-- begin Record extracts --

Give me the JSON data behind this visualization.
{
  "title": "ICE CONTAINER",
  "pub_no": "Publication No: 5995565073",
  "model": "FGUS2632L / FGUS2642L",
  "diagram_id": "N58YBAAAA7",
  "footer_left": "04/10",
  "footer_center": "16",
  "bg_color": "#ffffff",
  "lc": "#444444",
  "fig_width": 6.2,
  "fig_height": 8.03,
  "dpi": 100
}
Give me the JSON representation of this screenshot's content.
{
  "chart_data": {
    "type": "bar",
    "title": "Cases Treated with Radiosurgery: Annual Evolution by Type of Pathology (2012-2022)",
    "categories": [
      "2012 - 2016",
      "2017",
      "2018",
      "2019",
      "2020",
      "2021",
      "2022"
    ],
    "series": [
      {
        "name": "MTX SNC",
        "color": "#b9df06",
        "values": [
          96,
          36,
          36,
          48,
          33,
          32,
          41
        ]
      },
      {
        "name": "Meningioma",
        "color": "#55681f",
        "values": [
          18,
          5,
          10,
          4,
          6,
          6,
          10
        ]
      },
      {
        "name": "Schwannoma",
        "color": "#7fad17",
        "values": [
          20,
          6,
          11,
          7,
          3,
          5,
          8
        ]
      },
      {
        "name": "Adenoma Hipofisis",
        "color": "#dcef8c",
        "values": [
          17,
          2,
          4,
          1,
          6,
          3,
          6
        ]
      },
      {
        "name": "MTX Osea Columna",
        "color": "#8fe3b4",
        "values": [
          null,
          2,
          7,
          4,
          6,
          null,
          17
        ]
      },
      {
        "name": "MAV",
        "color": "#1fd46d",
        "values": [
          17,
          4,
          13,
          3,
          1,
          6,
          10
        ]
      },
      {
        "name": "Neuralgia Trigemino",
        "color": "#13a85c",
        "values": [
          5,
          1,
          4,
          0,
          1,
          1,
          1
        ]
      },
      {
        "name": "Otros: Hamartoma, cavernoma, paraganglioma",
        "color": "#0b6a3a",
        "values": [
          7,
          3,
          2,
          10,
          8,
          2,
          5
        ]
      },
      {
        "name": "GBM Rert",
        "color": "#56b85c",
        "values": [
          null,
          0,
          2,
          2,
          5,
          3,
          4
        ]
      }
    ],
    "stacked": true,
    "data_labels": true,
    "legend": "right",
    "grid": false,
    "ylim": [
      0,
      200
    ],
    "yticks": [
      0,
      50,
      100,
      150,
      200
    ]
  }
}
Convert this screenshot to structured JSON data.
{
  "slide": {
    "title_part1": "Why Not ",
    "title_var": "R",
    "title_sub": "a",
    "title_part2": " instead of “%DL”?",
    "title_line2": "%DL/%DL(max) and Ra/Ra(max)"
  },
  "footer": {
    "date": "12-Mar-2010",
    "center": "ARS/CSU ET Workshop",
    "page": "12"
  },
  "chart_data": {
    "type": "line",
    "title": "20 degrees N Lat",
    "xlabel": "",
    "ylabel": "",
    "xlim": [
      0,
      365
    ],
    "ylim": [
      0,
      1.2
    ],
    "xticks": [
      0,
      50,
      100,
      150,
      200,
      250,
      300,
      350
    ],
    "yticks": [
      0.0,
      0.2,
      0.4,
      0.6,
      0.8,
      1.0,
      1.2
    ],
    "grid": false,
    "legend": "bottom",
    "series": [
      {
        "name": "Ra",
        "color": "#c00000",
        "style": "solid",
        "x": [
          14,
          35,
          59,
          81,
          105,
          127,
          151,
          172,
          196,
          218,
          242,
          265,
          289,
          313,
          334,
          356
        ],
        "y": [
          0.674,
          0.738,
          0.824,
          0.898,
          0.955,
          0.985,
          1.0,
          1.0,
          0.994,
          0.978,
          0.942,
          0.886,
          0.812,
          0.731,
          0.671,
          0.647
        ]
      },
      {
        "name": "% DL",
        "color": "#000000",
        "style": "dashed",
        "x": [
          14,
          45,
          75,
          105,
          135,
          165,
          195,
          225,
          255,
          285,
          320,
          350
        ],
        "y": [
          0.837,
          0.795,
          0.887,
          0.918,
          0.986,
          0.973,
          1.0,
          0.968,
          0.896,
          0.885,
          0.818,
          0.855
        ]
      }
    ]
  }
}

-- end Record extracts --

■ What the task asks
Output the records above in their entirety, exactly.

■ Response
Give me the JSON data behind this visualization.
{
  "title": "ICE CONTAINER",
  "pub_no": "Publication No: 5995565073",
  "model": "FGUS2632L / FGUS2642L",
  "diagram_id": "N58YBAAAA7",
  "footer_left": "04/10",
  "footer_center": "16",
  "bg_color": "#ffffff",
  "lc": "#444444",
  "fig_width": 6.2,
  "fig_height": 8.03,
  "dpi": 100
}
Give me the JSON representation of this screenshot's content.
{
  "chart_data": {
    "type": "bar",
    "title": "Cases Treated with Radiosurgery: Annual Evolution by Type of Pathology (2012-2022)",
    "categories": [
      "2012 - 2016",
      "2017",
      "2018",
      "2019",
      "2020",
      "2021",
      "2022"
    ],
    "series": [
      {
        "name": "MTX SNC",
        "color": "#b9df06",
        "values": [
          96,
          36,
          36,
          48,
          33,
          32,
          41
        ]
      },
      {
        "name": "Meningioma",
        "color": "#55681f",
        "values": [
          18,
          5,
          10,
          4,
          6,
          6,
          10
        ]
      },
      {
        "name": "Schwannoma",
        "color": "#7fad17",
        "values": [
          20,
          6,
          11,
          7,
          3,
          5,
          8
        ]
      },
      {
        "name": "Adenoma Hipofisis",
        "color": "#dcef8c",
        "values": [
          17,
          2,
          4,
          1,
          6,
          3,
          6
        ]
      },
      {
        "name": "MTX Osea Columna",
        "color": "#8fe3b4",
        "values": [
          null,
          2,
          7,
          4,
          6,
          null,
          17
        ]
      },
      {
        "name": "MAV",
        "color": "#1fd46d",
        "values": [
          17,
          4,
          13,
          3,
          1,
          6,
          10
        ]
      },
      {
        "name": "Neuralgia Trigemino",
        "color": "#13a85c",
        "values": [
          5,
          1,
          4,
          0,
          1,
          1,
          1
        ]
      },
      {
        "name": "Otros: Hamartoma, cavernoma, paraganglioma",
        "color": "#0b6a3a",
        "values": [
          7,
          3,
          2,
          10,
          8,
          2,
          5
        ]
      },
      {
        "name": "GBM Rert",
        "color": "#56b85c",
        "values": [
          null,
          0,
          2,
          2,
          5,
          3,
          4
        ]
      }
    ],
    "stacked": true,
    "data_labels": true,
    "legend": "right",
    "grid": false,
    "ylim": [
      0,
      200
    ],
    "yticks": [
      0,
      50,
      100,
      150,
      200
    ]
  }
}
Convert this screenshot to structured JSON data.
{
  "slide": {
    "title_part1": "Why Not ",
    "title_var": "R",
    "title_sub": "a",
    "title_part2": " instead of “%DL”?",
    "title_line2": "%DL/%DL(max) and Ra/Ra(max)"
  },
  "footer": {
    "date": "12-Mar-2010",
    "center": "ARS/CSU ET Workshop",
    "page": "12"
  },
  "chart_data": {
    "type": "line",
    "title": "20 degrees N Lat",
    "xlabel": "",
    "ylabel": "",
    "xlim": [
      0,
      365
    ],
    "ylim": [
      0,
      1.2
    ],
    "xticks": [
      0,
      50,
      100,
      150,
      200,
      250,
      300,
      350
    ],
    "yticks": [
      0.0,
      0.2,
      0.4,
      0.6,
      0.8,
      1.0,
      1.2
    ],
    "grid": false,
    "legend": "bottom",
    "series": [
      {
        "name": "Ra",
        "color": "#c00000",
        "style": "solid",
        "x": [
          14,
          35,
          59,
          81,
          105,
          127,
          151,
          172,
          196,
          218,
          242,
          265,
          289,
          313,
          334,
          356
        ],
        "y": [
          0.674,
          0.738,
          0.824,
          0.898,
          0.955,
          0.985,
          1.0,
          1.0,
          0.994,
          0.978,
          0.942,
          0.886,
          0.812,
          0.731,
          0.671,
          0.647
        ]
      },
      {
        "name": "% DL",
        "color": "#000000",
        "style": "dashed",
        "x": [
          14,
          45,
          75,
          105,
          135,
          165,
          195,
          225,
          255,
          285,
          320,
          350
        ],
        "y": [
          0.837,
          0.795,
          0.887,
          0.918,
          0.986,
          0.973,
          1.0,
          0.968,
          0.896,
          0.885,
          0.818,
          0.855
        ]
      }
    ]
  }
}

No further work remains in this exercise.